-- Begin --
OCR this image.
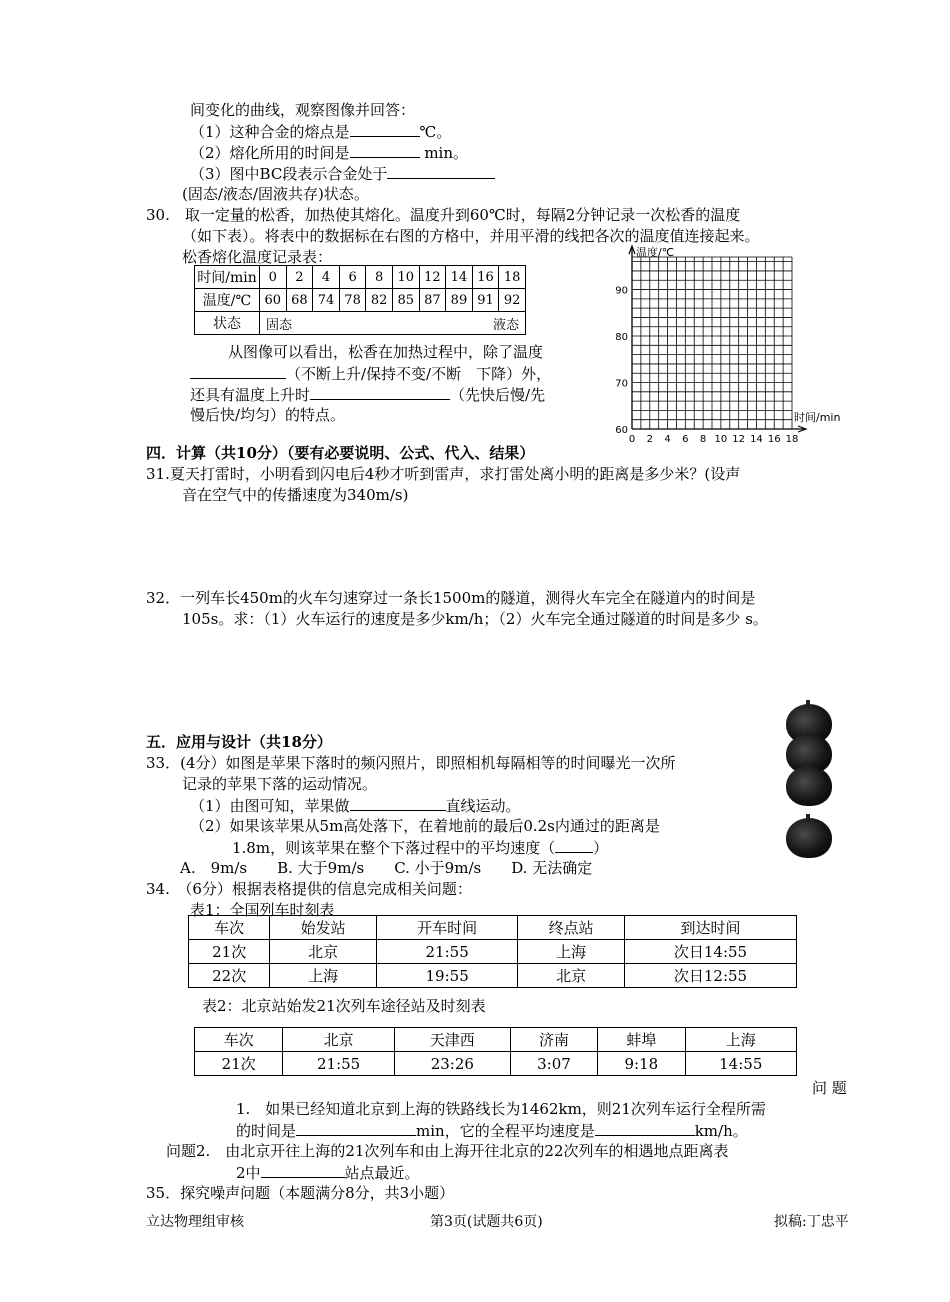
间变化的曲线，观察图像并回答：
（1）这种合金的熔点是	℃。
（2）熔化所用的时间是	min。
（3）图中BC段表示合金处于
(固态/液态/固液共存)状态。
30.　取一定量的松香，加热使其熔化。温度升到60℃时，每隔2分钟记录一次松香的温度
（如下表）。将表中的数据标在右图的方格中，并用平滑的线把各次的温度值连接起来。
松香熔化温度记录表：
时间/min	0	2	4	6	8	10	12	14	16	18
温度/℃	60	68	74	78	82	85	87	89	91	92
状态	固态 液态									
从图像可以看出，松香在加热过程中，除了温度
（不断上升/保持不变/不断　下降）外，
还具有温度上升时	（先快后慢/先
慢后快/均匀）的特点。
60
70
80
90
0 2 4 6 8 10 12 14 16 18
温度/℃
时间/min
四．计算（共10分）（要有必要说明、公式、代入、结果）
31.夏天打雷时，小明看到闪电后4秒才听到雷声，求打雷处离小明的距离是多少米？(设声
音在空气中的传播速度为340m/s)
32．一列车长450m的火车匀速穿过一条长1500m的隧道，测得火车完全在隧道内的时间是
105s。求：（1）火车运行的速度是多少km/h；（2）火车完全通过隧道的时间是多少 s。
五．应用与设计（共18分）
33．(4分）如图是苹果下落时的频闪照片，即照相机每隔相等的时间曝光一次所
记录的苹果下落的运动情况。
（1）由图可知，苹果做	直线运动。
（2）如果该苹果从5m高处落下，在着地前的最后0.2s内通过的距离是
1.8m，则该苹果在整个下落过程中的平均速度（	）
A.　9m/s　　B. 大于9m/s　　C. 小于9m/s　　D. 无法确定
34.　（6分）根据表格提供的信息完成相关问题：
表1：全国列车时刻表
车次	始发站	开车时间	终点站	到达时间
21次	北京	21:55	上海	次日14:55
22次	上海	19:55	北京	次日12:55
表2：北京站始发21次列车途径站及时刻表
车次	北京	天津西	济南	蚌埠	上海
21次	21:55	23:26	3:07	9:18	14:55
问 题
1.　如果已经知道北京到上海的铁路线长为1462km，则21次列车运行全程所需
的时间是	min，它的全程平均速度是	km/h。
问题2.　由北京开往上海的21次列车和由上海开往北京的22次列车的相遇地点距离表
2中	站点最近。
35．探究噪声问题（本题满分8分，共3小题）
立达物理组审核	第3页(试题共6页)	拟稿:丁忠平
-- End --
Requirement:
Every entry must be written out exactly, with all pictures left out.

Answer to the task:
OCR this image.
间变化的曲线，观察图像并回答：
（1）这种合金的熔点是	℃。
（2）熔化所用的时间是	min。
（3）图中BC段表示合金处于
(固态/液态/固液共存)状态。
30.　取一定量的松香，加热使其熔化。温度升到60℃时，每隔2分钟记录一次松香的温度
（如下表）。将表中的数据标在右图的方格中，并用平滑的线把各次的温度值连接起来。
松香熔化温度记录表：
时间/min	0	2	4	6	8	10	12	14	16	18
温度/℃	60	68	74	78	82	85	87	89	91	92
状态	固态 液态									
从图像可以看出，松香在加热过程中，除了温度
（不断上升/保持不变/不断　下降）外，
还具有温度上升时	（先快后慢/先
慢后快/均匀）的特点。
60
70
80
90
0 2 4 6 8 10 12 14 16 18
温度/℃
时间/min
四．计算（共10分）（要有必要说明、公式、代入、结果）
31.夏天打雷时，小明看到闪电后4秒才听到雷声，求打雷处离小明的距离是多少米？(设声
音在空气中的传播速度为340m/s)
32．一列车长450m的火车匀速穿过一条长1500m的隧道，测得火车完全在隧道内的时间是
105s。求：（1）火车运行的速度是多少km/h；（2）火车完全通过隧道的时间是多少 s。
五．应用与设计（共18分）
33．(4分）如图是苹果下落时的频闪照片，即照相机每隔相等的时间曝光一次所
记录的苹果下落的运动情况。
（1）由图可知，苹果做	直线运动。
（2）如果该苹果从5m高处落下，在着地前的最后0.2s内通过的距离是
1.8m，则该苹果在整个下落过程中的平均速度（	）
A.　9m/s　　B. 大于9m/s　　C. 小于9m/s　　D. 无法确定
34.　（6分）根据表格提供的信息完成相关问题：
表1：全国列车时刻表
车次	始发站	开车时间	终点站	到达时间
21次	北京	21:55	上海	次日14:55
22次	上海	19:55	北京	次日12:55
表2：北京站始发21次列车途径站及时刻表
车次	北京	天津西	济南	蚌埠	上海
21次	21:55	23:26	3:07	9:18	14:55
问 题
1.　如果已经知道北京到上海的铁路线长为1462km，则21次列车运行全程所需
的时间是	min，它的全程平均速度是	km/h。
问题2.　由北京开往上海的21次列车和由上海开往北京的22次列车的相遇地点距离表
2中	站点最近。
35．探究噪声问题（本题满分8分，共3小题）
立达物理组审核	第3页(试题共6页)	拟稿:丁忠平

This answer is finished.